***** Materials provided *****
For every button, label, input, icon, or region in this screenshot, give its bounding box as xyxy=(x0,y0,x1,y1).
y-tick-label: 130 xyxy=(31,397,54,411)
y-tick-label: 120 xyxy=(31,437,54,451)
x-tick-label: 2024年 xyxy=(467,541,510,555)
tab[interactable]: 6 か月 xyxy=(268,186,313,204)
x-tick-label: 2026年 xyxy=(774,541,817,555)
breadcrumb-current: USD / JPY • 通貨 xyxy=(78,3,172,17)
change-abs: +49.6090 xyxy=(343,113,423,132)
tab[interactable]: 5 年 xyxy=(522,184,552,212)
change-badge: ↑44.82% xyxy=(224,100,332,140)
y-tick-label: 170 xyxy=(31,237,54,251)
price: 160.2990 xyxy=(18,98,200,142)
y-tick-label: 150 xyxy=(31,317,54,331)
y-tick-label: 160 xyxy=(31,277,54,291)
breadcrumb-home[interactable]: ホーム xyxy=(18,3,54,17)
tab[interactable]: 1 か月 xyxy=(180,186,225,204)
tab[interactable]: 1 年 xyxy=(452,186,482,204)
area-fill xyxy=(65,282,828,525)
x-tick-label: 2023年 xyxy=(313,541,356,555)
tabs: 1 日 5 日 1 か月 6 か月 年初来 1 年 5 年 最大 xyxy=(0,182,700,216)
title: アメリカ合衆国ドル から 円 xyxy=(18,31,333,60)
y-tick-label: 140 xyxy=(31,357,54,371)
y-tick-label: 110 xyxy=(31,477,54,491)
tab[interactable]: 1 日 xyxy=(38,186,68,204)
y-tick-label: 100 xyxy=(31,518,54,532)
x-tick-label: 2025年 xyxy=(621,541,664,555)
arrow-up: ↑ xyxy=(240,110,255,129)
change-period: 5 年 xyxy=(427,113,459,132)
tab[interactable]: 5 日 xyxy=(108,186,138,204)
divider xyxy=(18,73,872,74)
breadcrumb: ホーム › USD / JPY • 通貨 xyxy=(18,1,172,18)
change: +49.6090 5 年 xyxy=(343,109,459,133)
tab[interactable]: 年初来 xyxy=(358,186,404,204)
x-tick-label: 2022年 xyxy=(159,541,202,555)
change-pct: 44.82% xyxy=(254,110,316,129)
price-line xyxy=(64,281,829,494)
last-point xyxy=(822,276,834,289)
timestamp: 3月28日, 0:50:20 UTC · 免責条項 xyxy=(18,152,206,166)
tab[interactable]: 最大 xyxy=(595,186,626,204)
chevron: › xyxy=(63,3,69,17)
*****
Given problem
Determine how many of the lines above contain the string "change". Reply with the number alone.

The reply
5